* What the task requires
Reproduce the listing below, changing each "legend-swatch" to "legend-marker" and leaving everything else untouched.

# start of Entries

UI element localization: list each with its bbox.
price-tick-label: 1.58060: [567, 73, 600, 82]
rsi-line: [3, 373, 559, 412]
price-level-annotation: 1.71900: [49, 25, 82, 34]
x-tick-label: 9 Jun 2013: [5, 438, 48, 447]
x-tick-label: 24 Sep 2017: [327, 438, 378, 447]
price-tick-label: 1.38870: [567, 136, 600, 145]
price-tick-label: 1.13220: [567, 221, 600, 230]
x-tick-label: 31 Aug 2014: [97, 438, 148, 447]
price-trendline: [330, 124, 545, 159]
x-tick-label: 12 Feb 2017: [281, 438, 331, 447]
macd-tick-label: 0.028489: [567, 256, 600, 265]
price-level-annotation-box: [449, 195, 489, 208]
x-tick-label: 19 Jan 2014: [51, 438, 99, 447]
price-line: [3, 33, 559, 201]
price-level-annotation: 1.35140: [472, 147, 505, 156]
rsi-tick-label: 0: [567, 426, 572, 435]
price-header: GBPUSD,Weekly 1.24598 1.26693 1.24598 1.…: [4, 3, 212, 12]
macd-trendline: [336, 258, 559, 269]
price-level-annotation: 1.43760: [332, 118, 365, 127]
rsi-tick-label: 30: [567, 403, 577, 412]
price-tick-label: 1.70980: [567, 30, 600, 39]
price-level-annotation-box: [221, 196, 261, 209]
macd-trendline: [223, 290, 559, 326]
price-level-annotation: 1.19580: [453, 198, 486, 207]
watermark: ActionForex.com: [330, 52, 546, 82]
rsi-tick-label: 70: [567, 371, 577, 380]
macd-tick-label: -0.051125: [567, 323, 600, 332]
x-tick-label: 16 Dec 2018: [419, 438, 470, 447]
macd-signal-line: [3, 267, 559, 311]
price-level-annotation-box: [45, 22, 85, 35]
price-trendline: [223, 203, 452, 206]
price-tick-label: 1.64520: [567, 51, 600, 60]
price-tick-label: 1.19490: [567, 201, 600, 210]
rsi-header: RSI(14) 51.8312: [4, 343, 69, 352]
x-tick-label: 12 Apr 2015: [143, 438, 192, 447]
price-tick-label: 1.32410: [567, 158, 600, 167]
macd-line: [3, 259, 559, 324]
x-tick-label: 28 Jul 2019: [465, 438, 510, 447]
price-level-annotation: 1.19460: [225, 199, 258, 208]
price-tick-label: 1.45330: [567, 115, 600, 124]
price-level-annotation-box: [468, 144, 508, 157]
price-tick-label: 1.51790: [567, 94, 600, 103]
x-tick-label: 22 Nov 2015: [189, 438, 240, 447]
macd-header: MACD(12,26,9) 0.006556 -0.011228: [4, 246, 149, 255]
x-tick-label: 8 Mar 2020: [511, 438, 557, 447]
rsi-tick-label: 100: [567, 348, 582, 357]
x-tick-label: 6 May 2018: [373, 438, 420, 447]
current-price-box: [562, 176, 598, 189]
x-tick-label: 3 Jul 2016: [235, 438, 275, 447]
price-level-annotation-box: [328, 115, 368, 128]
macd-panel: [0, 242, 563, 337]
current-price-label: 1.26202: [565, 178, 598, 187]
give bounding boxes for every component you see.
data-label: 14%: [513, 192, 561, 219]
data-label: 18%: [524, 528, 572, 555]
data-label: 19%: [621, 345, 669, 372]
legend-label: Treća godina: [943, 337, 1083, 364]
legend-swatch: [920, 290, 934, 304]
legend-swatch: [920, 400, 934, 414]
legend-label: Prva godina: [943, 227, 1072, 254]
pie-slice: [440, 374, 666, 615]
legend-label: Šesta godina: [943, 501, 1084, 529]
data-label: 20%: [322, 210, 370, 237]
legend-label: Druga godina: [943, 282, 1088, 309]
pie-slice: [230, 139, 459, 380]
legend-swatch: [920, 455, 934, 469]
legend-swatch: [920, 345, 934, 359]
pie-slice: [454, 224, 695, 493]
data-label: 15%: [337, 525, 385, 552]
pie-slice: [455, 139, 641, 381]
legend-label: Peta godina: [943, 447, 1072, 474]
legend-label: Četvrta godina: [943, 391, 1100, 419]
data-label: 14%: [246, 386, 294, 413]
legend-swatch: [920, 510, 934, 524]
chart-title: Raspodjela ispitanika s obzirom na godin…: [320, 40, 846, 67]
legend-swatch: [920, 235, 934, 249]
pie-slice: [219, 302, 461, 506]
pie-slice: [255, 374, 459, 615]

# end of Entries

* Full solution
UI element localization: list each with its bbox.
price-tick-label: 1.58060: [567, 73, 600, 82]
rsi-line: [3, 373, 559, 412]
price-level-annotation: 1.71900: [49, 25, 82, 34]
x-tick-label: 9 Jun 2013: [5, 438, 48, 447]
x-tick-label: 24 Sep 2017: [327, 438, 378, 447]
price-tick-label: 1.38870: [567, 136, 600, 145]
price-tick-label: 1.13220: [567, 221, 600, 230]
x-tick-label: 31 Aug 2014: [97, 438, 148, 447]
price-trendline: [330, 124, 545, 159]
x-tick-label: 12 Feb 2017: [281, 438, 331, 447]
macd-tick-label: 0.028489: [567, 256, 600, 265]
price-level-annotation-box: [449, 195, 489, 208]
x-tick-label: 19 Jan 2014: [51, 438, 99, 447]
price-line: [3, 33, 559, 201]
price-level-annotation: 1.35140: [472, 147, 505, 156]
rsi-tick-label: 0: [567, 426, 572, 435]
price-header: GBPUSD,Weekly 1.24598 1.26693 1.24598 1.…: [4, 3, 212, 12]
macd-trendline: [336, 258, 559, 269]
price-level-annotation: 1.43760: [332, 118, 365, 127]
rsi-tick-label: 30: [567, 403, 577, 412]
price-tick-label: 1.70980: [567, 30, 600, 39]
price-level-annotation-box: [221, 196, 261, 209]
macd-trendline: [223, 290, 559, 326]
price-level-annotation: 1.19580: [453, 198, 486, 207]
watermark: ActionForex.com: [330, 52, 546, 82]
rsi-tick-label: 70: [567, 371, 577, 380]
macd-tick-label: -0.051125: [567, 323, 600, 332]
x-tick-label: 16 Dec 2018: [419, 438, 470, 447]
macd-signal-line: [3, 267, 559, 311]
price-level-annotation-box: [45, 22, 85, 35]
price-trendline: [223, 203, 452, 206]
price-tick-label: 1.64520: [567, 51, 600, 60]
price-tick-label: 1.19490: [567, 201, 600, 210]
rsi-header: RSI(14) 51.8312: [4, 343, 69, 352]
x-tick-label: 12 Apr 2015: [143, 438, 192, 447]
price-tick-label: 1.32410: [567, 158, 600, 167]
macd-line: [3, 259, 559, 324]
x-tick-label: 28 Jul 2019: [465, 438, 510, 447]
price-level-annotation: 1.19460: [225, 199, 258, 208]
price-tick-label: 1.45330: [567, 115, 600, 124]
price-level-annotation-box: [468, 144, 508, 157]
price-tick-label: 1.51790: [567, 94, 600, 103]
x-tick-label: 22 Nov 2015: [189, 438, 240, 447]
macd-header: MACD(12,26,9) 0.006556 -0.011228: [4, 246, 149, 255]
x-tick-label: 8 Mar 2020: [511, 438, 557, 447]
rsi-tick-label: 100: [567, 348, 582, 357]
x-tick-label: 6 May 2018: [373, 438, 420, 447]
current-price-box: [562, 176, 598, 189]
x-tick-label: 3 Jul 2016: [235, 438, 275, 447]
price-level-annotation-box: [328, 115, 368, 128]
macd-panel: [0, 242, 563, 337]
current-price-label: 1.26202: [565, 178, 598, 187]
give bounding boxes for every component you see.
data-label: 14%: [513, 192, 561, 219]
data-label: 18%: [524, 528, 572, 555]
data-label: 19%: [621, 345, 669, 372]
legend-label: Treća godina: [943, 337, 1083, 364]
legend-marker: [920, 290, 934, 304]
legend-marker: [920, 400, 934, 414]
legend-label: Prva godina: [943, 227, 1072, 254]
pie-slice: [440, 374, 666, 615]
legend-label: Šesta godina: [943, 501, 1084, 529]
data-label: 20%: [322, 210, 370, 237]
legend-label: Druga godina: [943, 282, 1088, 309]
pie-slice: [230, 139, 459, 380]
legend-marker: [920, 455, 934, 469]
legend-marker: [920, 345, 934, 359]
pie-slice: [454, 224, 695, 493]
data-label: 15%: [337, 525, 385, 552]
pie-slice: [455, 139, 641, 381]
legend-label: Peta godina: [943, 447, 1072, 474]
legend-label: Četvrta godina: [943, 391, 1100, 419]
data-label: 14%: [246, 386, 294, 413]
legend-marker: [920, 510, 934, 524]
chart-title: Raspodjela ispitanika s obzirom na godin…: [320, 40, 846, 67]
legend-marker: [920, 235, 934, 249]
pie-slice: [219, 302, 461, 506]
pie-slice: [255, 374, 459, 615]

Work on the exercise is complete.